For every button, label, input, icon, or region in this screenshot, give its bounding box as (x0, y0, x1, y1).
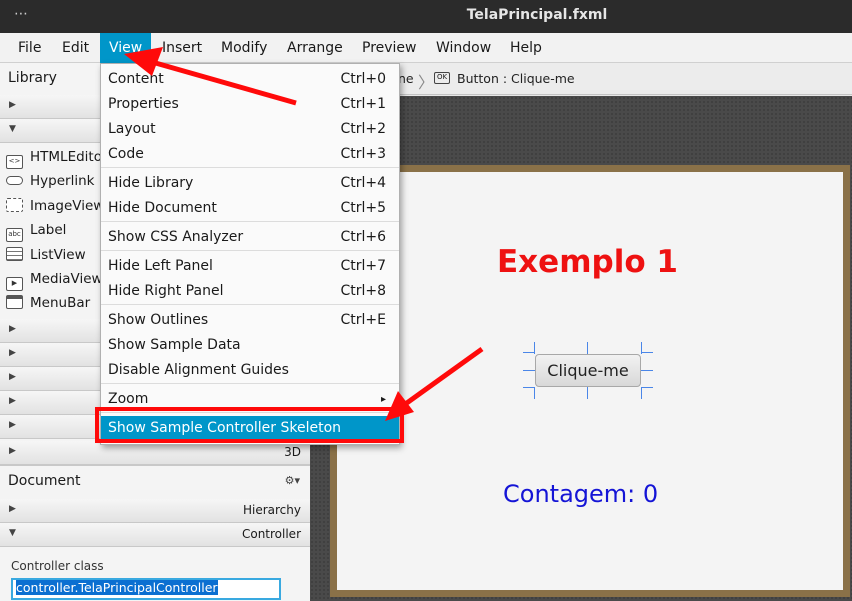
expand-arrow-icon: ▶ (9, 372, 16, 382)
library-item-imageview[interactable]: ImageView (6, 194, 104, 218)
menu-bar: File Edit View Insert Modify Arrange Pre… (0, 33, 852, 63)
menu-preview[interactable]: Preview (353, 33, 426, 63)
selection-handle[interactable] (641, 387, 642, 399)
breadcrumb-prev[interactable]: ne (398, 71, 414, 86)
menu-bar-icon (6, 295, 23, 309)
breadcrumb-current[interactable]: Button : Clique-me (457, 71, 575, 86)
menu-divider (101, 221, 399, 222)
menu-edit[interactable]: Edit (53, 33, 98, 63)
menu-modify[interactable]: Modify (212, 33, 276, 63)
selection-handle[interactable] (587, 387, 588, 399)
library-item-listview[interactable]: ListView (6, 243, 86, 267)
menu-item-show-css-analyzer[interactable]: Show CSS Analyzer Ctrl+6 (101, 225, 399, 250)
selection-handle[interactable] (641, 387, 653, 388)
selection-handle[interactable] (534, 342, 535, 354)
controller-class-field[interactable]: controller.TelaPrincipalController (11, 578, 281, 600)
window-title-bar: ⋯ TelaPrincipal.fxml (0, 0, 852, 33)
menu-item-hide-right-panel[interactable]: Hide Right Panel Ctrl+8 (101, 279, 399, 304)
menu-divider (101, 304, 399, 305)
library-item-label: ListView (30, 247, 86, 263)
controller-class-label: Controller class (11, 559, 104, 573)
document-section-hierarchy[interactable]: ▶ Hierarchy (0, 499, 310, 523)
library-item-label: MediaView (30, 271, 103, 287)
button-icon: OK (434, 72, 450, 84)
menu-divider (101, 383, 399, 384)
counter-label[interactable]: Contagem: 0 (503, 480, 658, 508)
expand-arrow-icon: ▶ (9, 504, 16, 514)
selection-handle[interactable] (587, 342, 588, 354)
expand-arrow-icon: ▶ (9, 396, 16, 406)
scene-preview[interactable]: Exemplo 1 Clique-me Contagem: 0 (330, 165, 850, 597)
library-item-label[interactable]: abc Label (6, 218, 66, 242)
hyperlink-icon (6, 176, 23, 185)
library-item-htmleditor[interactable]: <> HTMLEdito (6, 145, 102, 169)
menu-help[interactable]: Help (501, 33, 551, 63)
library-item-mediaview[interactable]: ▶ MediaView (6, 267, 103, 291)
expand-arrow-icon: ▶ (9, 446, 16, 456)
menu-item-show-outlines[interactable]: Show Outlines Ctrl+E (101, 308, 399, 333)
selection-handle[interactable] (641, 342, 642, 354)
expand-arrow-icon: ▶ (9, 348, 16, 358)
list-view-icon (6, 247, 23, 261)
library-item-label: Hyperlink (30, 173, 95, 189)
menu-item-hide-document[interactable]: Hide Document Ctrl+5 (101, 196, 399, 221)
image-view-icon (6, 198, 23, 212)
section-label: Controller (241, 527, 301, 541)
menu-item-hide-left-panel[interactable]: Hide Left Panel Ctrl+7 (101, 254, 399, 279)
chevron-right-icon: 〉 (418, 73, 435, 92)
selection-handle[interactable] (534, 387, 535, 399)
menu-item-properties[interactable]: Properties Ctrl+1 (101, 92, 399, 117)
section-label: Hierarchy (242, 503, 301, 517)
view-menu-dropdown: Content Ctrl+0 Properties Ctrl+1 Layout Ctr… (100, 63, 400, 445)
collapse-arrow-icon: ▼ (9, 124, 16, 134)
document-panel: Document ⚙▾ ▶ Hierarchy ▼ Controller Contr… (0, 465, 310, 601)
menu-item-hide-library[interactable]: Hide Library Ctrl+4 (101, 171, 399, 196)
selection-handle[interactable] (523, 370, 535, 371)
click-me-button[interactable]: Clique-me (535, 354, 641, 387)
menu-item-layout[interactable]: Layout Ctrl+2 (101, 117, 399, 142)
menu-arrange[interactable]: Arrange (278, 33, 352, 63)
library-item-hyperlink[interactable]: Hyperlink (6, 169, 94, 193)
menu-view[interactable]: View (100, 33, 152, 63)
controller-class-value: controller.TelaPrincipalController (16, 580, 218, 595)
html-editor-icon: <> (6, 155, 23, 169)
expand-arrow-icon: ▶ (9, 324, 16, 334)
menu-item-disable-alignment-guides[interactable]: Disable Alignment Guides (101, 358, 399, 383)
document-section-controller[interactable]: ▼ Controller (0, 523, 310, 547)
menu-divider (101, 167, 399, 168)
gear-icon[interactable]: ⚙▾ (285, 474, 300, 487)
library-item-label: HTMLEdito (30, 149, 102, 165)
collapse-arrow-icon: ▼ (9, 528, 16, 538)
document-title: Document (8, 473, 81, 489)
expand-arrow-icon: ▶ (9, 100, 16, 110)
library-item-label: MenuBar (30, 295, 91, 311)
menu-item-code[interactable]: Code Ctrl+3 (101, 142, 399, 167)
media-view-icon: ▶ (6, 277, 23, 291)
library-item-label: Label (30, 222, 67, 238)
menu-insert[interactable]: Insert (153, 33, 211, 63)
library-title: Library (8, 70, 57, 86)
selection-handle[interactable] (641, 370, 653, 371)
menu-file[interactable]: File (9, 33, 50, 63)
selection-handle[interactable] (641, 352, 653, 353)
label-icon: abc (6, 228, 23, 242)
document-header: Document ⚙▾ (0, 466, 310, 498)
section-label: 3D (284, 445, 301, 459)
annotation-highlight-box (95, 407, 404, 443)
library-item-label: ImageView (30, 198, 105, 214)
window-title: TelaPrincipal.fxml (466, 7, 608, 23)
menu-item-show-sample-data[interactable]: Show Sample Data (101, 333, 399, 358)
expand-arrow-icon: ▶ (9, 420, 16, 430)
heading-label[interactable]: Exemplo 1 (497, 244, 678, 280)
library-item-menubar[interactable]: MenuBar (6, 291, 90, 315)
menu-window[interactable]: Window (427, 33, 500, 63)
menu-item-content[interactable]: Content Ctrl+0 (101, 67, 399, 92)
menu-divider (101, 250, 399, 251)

◇ ◇ ◇ ◇

## Given task:
Echo the listing starting with the line that contains "expand-arrow-icon: ▶ (9, 372, 16, 382)" and going on through the line that contains "menu-preview[interactable]: Preview (353, 33, 426, 63)", both included.

## Problem solution:
expand-arrow-icon: ▶ (9, 372, 16, 382)
library-item-imageview[interactable]: ImageView (6, 194, 104, 218)
menu-bar: File Edit View Insert Modify Arrange Pre… (0, 33, 852, 63)
menu-preview[interactable]: Preview (353, 33, 426, 63)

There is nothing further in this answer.